__SHORT EXERCISE__
Repeat the material in full. Keep every line exactly as it is.

__LISTING__
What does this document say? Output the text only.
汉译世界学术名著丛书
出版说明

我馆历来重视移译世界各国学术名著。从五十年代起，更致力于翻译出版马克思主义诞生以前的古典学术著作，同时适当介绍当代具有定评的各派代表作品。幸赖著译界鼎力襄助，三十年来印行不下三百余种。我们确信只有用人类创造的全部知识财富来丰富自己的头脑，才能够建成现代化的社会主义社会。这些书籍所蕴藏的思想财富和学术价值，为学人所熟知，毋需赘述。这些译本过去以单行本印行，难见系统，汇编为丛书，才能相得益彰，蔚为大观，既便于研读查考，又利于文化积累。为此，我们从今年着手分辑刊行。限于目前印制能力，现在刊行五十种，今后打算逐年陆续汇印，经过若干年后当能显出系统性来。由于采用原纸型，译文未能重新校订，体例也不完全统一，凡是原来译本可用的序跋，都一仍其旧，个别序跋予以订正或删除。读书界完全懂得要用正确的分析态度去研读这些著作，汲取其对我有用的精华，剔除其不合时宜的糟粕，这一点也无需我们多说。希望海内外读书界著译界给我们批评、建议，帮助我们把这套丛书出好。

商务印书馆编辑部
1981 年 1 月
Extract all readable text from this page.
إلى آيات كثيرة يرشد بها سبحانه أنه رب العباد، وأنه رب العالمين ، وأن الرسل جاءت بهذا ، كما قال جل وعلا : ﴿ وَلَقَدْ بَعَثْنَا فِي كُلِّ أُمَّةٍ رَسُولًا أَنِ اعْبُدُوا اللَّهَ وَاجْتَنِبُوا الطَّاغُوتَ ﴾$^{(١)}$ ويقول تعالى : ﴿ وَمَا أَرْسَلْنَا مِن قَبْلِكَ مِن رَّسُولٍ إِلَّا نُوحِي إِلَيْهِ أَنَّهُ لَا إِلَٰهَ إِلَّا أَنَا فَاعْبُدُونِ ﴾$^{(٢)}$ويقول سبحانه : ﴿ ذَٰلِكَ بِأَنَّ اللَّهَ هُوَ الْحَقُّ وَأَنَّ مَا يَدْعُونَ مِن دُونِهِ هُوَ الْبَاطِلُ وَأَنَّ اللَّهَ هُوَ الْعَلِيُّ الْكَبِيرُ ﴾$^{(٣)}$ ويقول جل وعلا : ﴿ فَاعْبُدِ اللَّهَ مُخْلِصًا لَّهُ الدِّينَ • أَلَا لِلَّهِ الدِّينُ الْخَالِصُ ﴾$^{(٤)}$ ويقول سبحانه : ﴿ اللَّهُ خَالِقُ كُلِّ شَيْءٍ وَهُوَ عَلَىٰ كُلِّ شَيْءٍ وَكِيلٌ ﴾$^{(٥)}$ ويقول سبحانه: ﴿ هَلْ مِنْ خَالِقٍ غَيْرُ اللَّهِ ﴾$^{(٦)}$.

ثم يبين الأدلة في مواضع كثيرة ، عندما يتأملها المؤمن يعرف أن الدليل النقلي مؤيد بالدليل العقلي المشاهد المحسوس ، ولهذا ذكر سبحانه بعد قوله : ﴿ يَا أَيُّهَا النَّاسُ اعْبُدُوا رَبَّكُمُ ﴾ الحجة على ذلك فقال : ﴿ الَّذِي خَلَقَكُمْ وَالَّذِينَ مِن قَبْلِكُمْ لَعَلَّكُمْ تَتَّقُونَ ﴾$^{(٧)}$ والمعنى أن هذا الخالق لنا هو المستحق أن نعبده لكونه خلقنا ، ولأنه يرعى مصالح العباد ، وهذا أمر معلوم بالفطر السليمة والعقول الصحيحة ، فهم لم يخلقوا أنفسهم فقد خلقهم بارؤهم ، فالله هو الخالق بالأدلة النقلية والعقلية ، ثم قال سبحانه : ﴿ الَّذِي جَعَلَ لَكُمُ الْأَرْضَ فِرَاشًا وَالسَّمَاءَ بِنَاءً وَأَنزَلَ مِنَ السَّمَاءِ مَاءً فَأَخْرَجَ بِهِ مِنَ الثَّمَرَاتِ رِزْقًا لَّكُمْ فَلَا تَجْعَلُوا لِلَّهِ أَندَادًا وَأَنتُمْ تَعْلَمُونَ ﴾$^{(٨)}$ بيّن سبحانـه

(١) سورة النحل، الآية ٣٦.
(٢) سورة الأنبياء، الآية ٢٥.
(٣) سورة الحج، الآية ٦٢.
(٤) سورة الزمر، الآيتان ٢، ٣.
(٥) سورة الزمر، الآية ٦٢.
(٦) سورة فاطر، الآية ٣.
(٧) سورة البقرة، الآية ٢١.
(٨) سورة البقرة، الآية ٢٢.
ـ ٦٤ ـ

__FULL ANSWER__
What does this document say? Output the text only.
汉译世界学术名著丛书
出版说明

我馆历来重视移译世界各国学术名著。从五十年代起，更致力于翻译出版马克思主义诞生以前的古典学术著作，同时适当介绍当代具有定评的各派代表作品。幸赖著译界鼎力襄助，三十年来印行不下三百余种。我们确信只有用人类创造的全部知识财富来丰富自己的头脑，才能够建成现代化的社会主义社会。这些书籍所蕴藏的思想财富和学术价值，为学人所熟知，毋需赘述。这些译本过去以单行本印行，难见系统，汇编为丛书，才能相得益彰，蔚为大观，既便于研读查考，又利于文化积累。为此，我们从今年着手分辑刊行。限于目前印制能力，现在刊行五十种，今后打算逐年陆续汇印，经过若干年后当能显出系统性来。由于采用原纸型，译文未能重新校订，体例也不完全统一，凡是原来译本可用的序跋，都一仍其旧，个别序跋予以订正或删除。读书界完全懂得要用正确的分析态度去研读这些著作，汲取其对我有用的精华，剔除其不合时宜的糟粕，这一点也无需我们多说。希望海内外读书界著译界给我们批评、建议，帮助我们把这套丛书出好。

商务印书馆编辑部
1981 年 1 月
Extract all readable text from this page.
إلى آيات كثيرة يرشد بها سبحانه أنه رب العباد، وأنه رب العالمين ، وأن الرسل جاءت بهذا ، كما قال جل وعلا : ﴿ وَلَقَدْ بَعَثْنَا فِي كُلِّ أُمَّةٍ رَسُولًا أَنِ اعْبُدُوا اللَّهَ وَاجْتَنِبُوا الطَّاغُوتَ ﴾$^{(١)}$ ويقول تعالى : ﴿ وَمَا أَرْسَلْنَا مِن قَبْلِكَ مِن رَّسُولٍ إِلَّا نُوحِي إِلَيْهِ أَنَّهُ لَا إِلَٰهَ إِلَّا أَنَا فَاعْبُدُونِ ﴾$^{(٢)}$ويقول سبحانه : ﴿ ذَٰلِكَ بِأَنَّ اللَّهَ هُوَ الْحَقُّ وَأَنَّ مَا يَدْعُونَ مِن دُونِهِ هُوَ الْبَاطِلُ وَأَنَّ اللَّهَ هُوَ الْعَلِيُّ الْكَبِيرُ ﴾$^{(٣)}$ ويقول جل وعلا : ﴿ فَاعْبُدِ اللَّهَ مُخْلِصًا لَّهُ الدِّينَ • أَلَا لِلَّهِ الدِّينُ الْخَالِصُ ﴾$^{(٤)}$ ويقول سبحانه : ﴿ اللَّهُ خَالِقُ كُلِّ شَيْءٍ وَهُوَ عَلَىٰ كُلِّ شَيْءٍ وَكِيلٌ ﴾$^{(٥)}$ ويقول سبحانه: ﴿ هَلْ مِنْ خَالِقٍ غَيْرُ اللَّهِ ﴾$^{(٦)}$.

ثم يبين الأدلة في مواضع كثيرة ، عندما يتأملها المؤمن يعرف أن الدليل النقلي مؤيد بالدليل العقلي المشاهد المحسوس ، ولهذا ذكر سبحانه بعد قوله : ﴿ يَا أَيُّهَا النَّاسُ اعْبُدُوا رَبَّكُمُ ﴾ الحجة على ذلك فقال : ﴿ الَّذِي خَلَقَكُمْ وَالَّذِينَ مِن قَبْلِكُمْ لَعَلَّكُمْ تَتَّقُونَ ﴾$^{(٧)}$ والمعنى أن هذا الخالق لنا هو المستحق أن نعبده لكونه خلقنا ، ولأنه يرعى مصالح العباد ، وهذا أمر معلوم بالفطر السليمة والعقول الصحيحة ، فهم لم يخلقوا أنفسهم فقد خلقهم بارؤهم ، فالله هو الخالق بالأدلة النقلية والعقلية ، ثم قال سبحانه : ﴿ الَّذِي جَعَلَ لَكُمُ الْأَرْضَ فِرَاشًا وَالسَّمَاءَ بِنَاءً وَأَنزَلَ مِنَ السَّمَاءِ مَاءً فَأَخْرَجَ بِهِ مِنَ الثَّمَرَاتِ رِزْقًا لَّكُمْ فَلَا تَجْعَلُوا لِلَّهِ أَندَادًا وَأَنتُمْ تَعْلَمُونَ ﴾$^{(٨)}$ بيّن سبحانـه

(١) سورة النحل، الآية ٣٦.
(٢) سورة الأنبياء، الآية ٢٥.
(٣) سورة الحج، الآية ٦٢.
(٤) سورة الزمر، الآيتان ٢، ٣.
(٥) سورة الزمر، الآية ٦٢.
(٦) سورة فاطر، الآية ٣.
(٧) سورة البقرة، الآية ٢١.
(٨) سورة البقرة، الآية ٢٢.
ـ ٦٤ ـ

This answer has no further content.